Copy out every line containing the word "国内商品市场走势".

-- start of DATA --

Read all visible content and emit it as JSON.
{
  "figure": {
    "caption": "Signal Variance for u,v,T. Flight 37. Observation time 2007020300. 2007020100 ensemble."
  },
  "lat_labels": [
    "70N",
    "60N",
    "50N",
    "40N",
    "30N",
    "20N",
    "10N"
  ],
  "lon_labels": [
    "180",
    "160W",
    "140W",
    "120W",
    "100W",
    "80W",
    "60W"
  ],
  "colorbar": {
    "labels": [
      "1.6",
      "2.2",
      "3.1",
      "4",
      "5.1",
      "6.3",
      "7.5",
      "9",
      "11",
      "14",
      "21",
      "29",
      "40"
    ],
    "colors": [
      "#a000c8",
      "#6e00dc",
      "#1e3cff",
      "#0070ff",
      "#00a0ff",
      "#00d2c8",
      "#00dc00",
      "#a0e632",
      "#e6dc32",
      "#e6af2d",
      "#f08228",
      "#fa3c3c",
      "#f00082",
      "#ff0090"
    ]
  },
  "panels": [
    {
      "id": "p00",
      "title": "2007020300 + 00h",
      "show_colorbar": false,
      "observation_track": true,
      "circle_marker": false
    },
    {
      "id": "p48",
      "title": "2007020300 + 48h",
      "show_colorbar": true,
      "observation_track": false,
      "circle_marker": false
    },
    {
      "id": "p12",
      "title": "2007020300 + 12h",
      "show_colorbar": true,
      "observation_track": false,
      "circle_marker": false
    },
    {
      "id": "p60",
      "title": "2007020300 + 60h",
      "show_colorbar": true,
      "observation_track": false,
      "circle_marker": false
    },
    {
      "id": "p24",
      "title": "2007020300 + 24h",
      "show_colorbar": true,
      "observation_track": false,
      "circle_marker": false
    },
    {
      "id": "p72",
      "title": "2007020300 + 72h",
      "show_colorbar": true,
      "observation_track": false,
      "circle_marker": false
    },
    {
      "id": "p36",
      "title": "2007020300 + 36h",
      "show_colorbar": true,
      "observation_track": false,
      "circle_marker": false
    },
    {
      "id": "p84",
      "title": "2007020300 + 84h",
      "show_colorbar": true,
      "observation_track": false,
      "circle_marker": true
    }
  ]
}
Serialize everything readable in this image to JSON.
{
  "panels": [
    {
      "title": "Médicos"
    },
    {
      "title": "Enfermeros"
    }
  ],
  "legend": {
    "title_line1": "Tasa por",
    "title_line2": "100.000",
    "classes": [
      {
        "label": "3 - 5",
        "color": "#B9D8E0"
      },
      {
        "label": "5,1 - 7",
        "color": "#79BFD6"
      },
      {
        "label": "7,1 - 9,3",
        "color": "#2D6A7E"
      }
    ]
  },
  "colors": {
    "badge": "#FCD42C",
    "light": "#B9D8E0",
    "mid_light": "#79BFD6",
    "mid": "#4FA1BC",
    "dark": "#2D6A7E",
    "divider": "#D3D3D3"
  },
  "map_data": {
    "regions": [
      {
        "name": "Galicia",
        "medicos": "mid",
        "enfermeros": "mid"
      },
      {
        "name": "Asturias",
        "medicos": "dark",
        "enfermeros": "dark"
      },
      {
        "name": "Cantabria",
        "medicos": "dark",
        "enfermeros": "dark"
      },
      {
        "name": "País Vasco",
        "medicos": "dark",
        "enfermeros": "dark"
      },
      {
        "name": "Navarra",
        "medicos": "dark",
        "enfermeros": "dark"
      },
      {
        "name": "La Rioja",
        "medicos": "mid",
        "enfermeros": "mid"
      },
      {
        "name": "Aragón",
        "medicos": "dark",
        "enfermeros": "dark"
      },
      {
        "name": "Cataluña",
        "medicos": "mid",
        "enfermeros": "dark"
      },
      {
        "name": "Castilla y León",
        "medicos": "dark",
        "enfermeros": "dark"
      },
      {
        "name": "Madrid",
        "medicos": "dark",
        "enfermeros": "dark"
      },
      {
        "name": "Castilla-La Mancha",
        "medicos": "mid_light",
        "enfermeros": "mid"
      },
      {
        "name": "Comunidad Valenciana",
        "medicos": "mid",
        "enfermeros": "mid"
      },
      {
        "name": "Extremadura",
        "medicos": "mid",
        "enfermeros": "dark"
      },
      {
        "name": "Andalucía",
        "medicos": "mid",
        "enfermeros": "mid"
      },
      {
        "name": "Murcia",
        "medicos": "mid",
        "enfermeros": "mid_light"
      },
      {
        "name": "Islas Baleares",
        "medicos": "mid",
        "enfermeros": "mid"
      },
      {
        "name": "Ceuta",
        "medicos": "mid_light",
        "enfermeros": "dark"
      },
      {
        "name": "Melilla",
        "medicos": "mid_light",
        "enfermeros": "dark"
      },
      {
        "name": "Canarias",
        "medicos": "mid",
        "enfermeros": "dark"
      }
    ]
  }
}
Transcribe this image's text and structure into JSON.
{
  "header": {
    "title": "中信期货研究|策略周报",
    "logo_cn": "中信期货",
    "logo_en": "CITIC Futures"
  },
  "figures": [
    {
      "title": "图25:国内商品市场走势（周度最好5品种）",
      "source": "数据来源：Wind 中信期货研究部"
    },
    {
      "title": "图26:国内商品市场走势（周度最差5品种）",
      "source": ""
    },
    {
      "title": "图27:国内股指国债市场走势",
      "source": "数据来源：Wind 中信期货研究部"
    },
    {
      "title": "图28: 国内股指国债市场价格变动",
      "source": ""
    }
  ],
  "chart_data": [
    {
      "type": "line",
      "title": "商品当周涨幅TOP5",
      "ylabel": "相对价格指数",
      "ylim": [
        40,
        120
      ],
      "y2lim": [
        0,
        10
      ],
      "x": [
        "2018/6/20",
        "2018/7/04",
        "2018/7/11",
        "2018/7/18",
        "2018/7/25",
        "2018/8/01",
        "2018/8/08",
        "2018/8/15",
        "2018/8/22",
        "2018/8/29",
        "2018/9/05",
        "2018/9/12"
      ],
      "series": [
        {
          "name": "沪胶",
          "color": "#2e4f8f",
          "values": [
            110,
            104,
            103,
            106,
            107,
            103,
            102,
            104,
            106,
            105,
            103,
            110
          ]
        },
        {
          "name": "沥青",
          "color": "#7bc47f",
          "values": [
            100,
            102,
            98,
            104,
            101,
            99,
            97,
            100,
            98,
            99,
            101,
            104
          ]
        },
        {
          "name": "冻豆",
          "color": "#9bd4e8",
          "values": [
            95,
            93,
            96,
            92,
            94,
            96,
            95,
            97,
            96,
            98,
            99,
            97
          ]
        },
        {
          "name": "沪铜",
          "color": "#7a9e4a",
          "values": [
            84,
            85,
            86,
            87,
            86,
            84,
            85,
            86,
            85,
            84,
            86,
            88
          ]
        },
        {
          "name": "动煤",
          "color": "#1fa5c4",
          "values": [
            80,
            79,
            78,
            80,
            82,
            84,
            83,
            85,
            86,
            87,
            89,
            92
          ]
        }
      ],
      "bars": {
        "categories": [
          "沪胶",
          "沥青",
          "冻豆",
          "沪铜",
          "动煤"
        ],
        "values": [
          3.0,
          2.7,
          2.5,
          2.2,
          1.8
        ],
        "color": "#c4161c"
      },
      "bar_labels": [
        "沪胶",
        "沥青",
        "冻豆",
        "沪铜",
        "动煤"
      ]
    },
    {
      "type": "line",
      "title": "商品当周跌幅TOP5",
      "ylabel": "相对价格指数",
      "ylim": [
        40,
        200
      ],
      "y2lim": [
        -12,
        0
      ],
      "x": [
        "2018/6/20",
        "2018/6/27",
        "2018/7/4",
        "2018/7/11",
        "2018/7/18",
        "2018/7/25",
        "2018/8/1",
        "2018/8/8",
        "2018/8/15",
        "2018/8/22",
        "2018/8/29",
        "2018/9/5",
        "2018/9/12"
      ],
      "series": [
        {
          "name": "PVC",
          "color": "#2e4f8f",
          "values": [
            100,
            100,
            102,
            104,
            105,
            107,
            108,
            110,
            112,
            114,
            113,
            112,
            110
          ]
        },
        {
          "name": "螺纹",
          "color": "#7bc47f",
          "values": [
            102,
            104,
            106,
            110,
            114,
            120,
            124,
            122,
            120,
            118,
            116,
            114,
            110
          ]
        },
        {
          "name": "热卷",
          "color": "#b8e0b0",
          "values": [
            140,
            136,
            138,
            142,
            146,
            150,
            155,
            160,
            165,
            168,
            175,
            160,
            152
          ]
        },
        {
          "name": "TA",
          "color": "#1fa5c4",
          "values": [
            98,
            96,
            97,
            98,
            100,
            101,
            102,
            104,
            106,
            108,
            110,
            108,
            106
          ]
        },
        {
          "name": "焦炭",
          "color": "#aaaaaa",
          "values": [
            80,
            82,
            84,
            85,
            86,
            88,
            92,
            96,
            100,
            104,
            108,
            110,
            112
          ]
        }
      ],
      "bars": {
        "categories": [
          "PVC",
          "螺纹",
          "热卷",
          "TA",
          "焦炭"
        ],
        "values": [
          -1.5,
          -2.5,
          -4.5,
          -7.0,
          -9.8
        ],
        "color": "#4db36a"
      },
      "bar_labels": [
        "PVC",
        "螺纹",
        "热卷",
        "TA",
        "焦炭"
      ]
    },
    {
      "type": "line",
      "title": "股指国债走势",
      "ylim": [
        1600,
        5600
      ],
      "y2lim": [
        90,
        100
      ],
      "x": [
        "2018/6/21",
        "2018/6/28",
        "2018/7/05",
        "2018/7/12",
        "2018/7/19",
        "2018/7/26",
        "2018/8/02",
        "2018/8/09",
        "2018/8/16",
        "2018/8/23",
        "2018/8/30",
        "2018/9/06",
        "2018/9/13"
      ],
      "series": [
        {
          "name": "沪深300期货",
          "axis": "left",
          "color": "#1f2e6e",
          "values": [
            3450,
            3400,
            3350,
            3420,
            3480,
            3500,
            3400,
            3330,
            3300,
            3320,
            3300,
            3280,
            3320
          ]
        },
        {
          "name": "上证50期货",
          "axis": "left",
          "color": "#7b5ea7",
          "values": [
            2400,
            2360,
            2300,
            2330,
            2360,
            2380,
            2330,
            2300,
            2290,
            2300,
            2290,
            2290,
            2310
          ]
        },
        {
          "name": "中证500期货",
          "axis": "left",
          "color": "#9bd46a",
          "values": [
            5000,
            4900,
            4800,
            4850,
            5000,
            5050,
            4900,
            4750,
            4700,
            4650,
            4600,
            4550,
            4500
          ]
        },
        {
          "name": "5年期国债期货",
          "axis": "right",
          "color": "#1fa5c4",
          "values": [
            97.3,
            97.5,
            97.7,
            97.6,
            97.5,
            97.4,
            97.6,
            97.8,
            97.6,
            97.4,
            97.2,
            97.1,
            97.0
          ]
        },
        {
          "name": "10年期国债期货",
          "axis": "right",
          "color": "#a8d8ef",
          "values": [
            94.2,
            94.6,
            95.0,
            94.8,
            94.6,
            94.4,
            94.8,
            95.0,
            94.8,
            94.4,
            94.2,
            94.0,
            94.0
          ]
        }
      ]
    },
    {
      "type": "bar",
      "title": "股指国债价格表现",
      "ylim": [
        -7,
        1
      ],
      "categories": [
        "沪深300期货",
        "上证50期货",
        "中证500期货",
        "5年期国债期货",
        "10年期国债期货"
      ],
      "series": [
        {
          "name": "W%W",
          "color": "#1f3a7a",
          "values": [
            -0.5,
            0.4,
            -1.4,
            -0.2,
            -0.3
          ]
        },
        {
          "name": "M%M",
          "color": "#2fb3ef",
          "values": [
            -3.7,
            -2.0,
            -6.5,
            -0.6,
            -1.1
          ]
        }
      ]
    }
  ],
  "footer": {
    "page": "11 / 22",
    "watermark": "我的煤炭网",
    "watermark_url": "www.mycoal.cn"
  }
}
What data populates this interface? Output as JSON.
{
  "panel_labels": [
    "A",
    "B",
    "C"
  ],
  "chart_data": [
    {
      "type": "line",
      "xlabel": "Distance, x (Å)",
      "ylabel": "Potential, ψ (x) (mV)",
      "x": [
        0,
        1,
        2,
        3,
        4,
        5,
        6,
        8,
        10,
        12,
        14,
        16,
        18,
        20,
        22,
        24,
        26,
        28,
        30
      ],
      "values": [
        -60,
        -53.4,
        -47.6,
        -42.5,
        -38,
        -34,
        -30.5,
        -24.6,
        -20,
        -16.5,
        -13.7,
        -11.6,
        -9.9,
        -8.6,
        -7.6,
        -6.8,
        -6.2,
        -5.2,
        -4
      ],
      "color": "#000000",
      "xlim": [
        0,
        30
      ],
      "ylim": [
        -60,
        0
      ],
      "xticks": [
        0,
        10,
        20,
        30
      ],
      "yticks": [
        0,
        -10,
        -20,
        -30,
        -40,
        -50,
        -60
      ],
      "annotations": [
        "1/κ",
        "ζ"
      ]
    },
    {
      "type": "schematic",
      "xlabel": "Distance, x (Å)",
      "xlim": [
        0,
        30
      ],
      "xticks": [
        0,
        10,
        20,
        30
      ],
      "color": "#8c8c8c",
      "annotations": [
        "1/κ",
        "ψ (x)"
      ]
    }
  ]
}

-- end of DATA --

*SOLVED PROBLEM*
      "title": "图25:国内商品市场走势（周度最好5品种）",
      "title": "图26:国内商品市场走势（周度最差5品种）",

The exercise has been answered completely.